_Work required:_
Please copy every line of the records below that holds the word "Name".

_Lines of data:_
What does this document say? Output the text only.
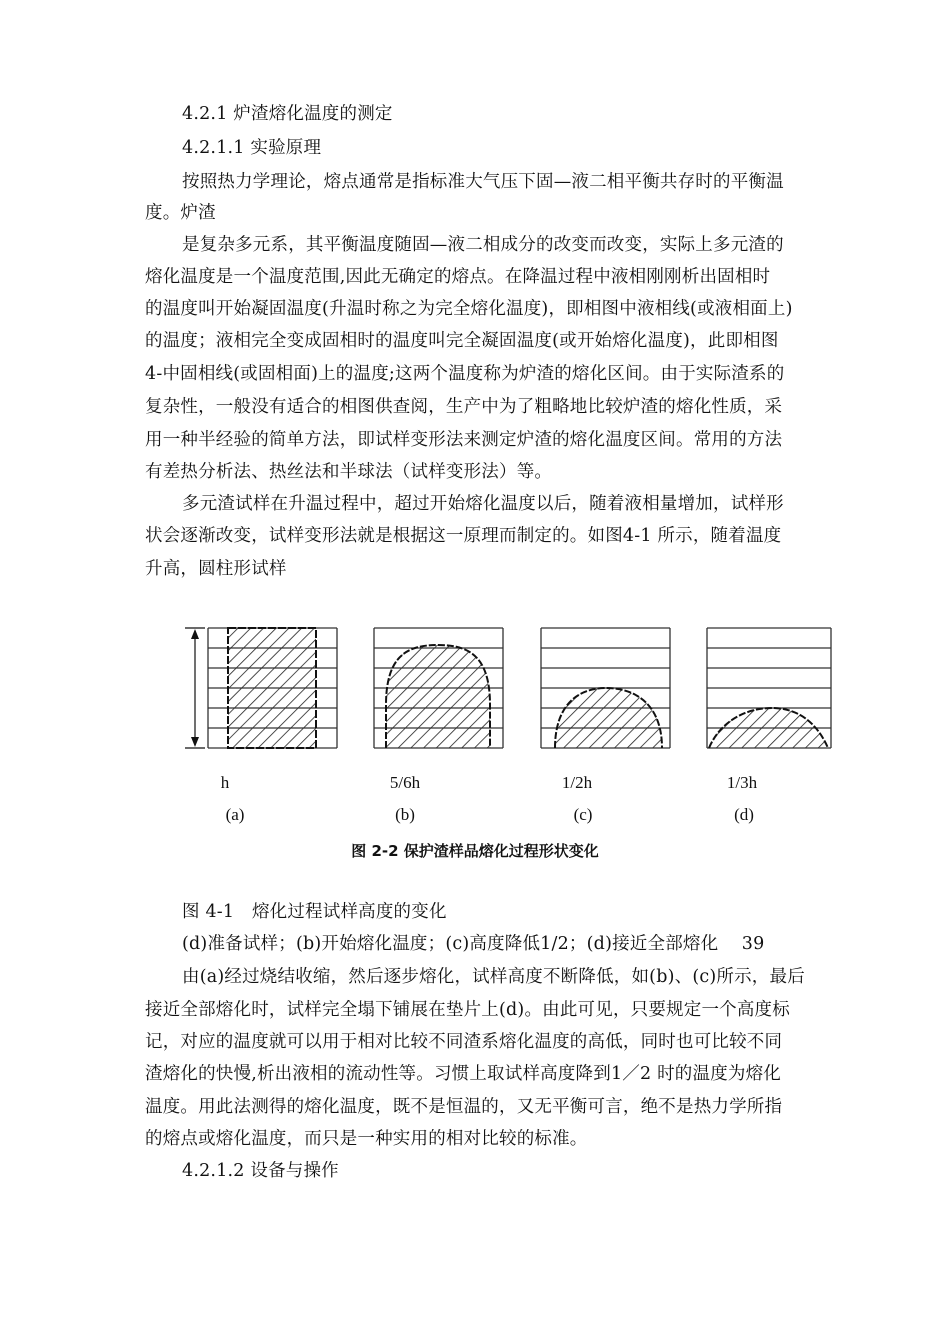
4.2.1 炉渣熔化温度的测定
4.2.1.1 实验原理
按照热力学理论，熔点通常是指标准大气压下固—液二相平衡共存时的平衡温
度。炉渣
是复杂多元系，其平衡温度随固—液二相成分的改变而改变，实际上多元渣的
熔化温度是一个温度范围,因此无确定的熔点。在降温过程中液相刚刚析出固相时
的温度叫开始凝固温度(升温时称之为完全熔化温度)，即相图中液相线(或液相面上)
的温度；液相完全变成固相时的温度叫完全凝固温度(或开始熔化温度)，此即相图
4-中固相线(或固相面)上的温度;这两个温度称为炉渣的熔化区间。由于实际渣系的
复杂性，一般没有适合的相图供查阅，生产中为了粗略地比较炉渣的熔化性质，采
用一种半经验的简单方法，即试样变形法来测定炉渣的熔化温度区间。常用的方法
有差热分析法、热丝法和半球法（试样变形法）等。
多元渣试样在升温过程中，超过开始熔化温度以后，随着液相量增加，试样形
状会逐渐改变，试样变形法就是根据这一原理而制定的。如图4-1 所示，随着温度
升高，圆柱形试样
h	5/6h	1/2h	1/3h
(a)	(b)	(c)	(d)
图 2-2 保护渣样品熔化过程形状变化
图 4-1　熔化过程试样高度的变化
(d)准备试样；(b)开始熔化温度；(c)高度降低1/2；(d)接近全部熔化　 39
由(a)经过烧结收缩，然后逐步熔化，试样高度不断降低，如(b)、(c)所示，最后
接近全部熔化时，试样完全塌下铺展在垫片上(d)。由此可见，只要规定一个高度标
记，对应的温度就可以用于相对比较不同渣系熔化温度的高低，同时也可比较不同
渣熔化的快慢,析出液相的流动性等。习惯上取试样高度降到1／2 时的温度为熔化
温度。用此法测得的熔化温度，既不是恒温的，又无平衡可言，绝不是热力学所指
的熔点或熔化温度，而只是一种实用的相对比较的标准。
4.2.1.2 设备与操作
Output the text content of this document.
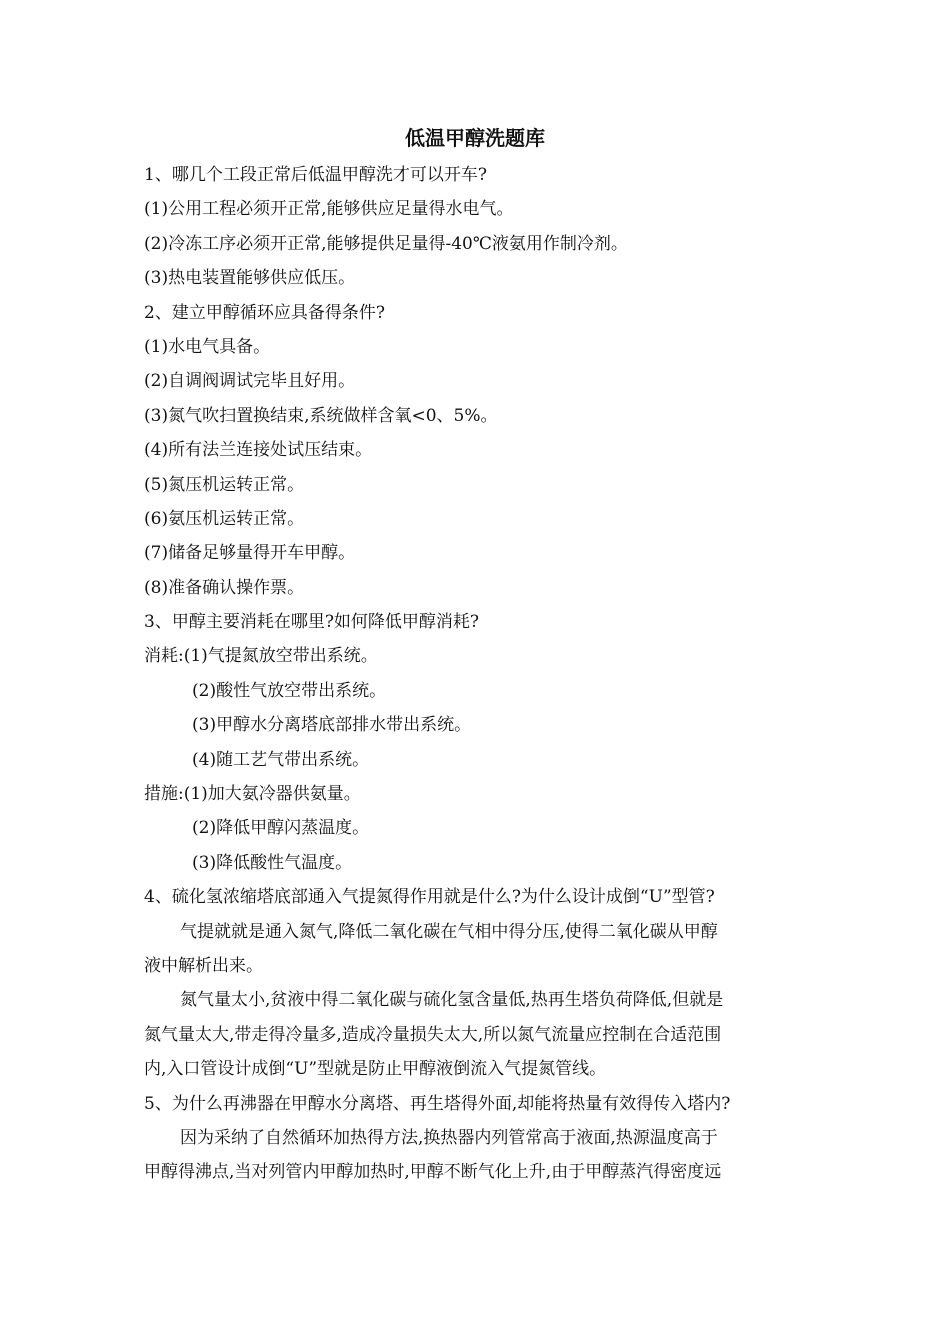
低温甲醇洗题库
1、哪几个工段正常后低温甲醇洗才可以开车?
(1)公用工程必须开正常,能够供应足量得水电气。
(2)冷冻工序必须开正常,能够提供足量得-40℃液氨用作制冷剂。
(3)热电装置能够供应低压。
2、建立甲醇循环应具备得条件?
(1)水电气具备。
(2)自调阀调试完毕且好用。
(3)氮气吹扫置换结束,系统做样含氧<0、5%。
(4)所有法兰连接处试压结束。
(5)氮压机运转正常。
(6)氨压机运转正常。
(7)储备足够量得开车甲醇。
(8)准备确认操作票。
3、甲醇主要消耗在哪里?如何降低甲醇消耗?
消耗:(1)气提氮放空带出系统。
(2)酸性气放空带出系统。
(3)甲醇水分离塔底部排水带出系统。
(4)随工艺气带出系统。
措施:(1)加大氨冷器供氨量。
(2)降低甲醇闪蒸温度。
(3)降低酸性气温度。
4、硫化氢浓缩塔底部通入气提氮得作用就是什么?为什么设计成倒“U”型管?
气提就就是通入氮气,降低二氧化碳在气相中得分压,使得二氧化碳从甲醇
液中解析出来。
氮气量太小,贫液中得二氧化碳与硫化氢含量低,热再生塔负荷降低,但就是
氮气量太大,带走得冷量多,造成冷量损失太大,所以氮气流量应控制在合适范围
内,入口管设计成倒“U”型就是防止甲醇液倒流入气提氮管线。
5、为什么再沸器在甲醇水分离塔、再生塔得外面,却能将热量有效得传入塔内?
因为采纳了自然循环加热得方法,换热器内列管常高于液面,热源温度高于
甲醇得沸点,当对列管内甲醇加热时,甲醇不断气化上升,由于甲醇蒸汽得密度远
* * *
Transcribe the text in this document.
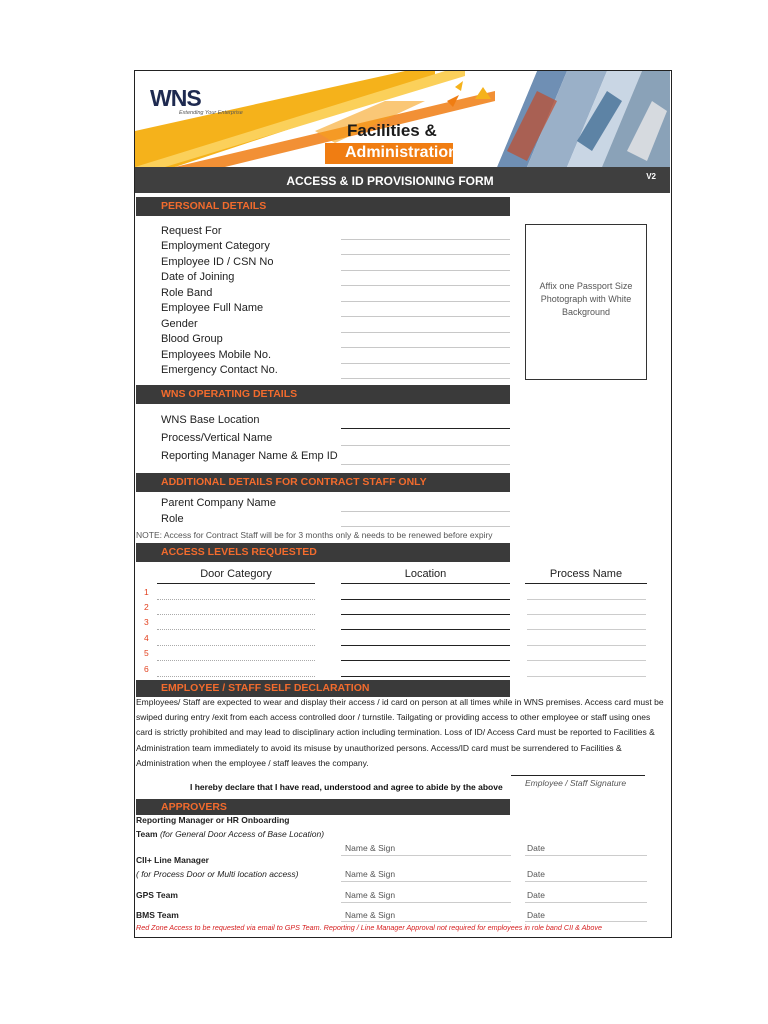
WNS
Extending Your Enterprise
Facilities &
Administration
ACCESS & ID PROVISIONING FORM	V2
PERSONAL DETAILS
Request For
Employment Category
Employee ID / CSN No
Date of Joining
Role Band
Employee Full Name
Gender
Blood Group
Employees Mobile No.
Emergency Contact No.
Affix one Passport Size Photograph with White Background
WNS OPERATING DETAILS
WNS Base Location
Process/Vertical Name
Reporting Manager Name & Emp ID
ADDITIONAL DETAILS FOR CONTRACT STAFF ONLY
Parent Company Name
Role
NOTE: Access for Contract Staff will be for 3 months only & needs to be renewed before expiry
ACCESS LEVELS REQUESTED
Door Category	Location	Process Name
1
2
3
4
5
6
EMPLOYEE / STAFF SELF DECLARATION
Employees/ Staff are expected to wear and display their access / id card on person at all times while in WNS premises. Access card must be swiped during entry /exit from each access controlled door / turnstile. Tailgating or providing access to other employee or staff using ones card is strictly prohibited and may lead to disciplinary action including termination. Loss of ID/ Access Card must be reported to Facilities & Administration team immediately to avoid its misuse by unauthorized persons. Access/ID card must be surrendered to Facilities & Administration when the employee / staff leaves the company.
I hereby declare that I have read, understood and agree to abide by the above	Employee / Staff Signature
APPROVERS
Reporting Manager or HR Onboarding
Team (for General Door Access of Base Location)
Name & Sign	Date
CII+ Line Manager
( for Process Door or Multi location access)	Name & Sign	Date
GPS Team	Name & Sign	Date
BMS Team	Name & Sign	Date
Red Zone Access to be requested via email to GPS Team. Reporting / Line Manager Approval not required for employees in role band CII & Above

_Written response:_
Employee Full Name
Process/Vertical Name
Reporting Manager Name & Emp ID
Parent Company Name
Door Category	Location	Process Name
Name & Sign	Date
( for Process Door or Multi location access)	Name & Sign	Date
GPS Team	Name & Sign	Date
BMS Team	Name & Sign	Date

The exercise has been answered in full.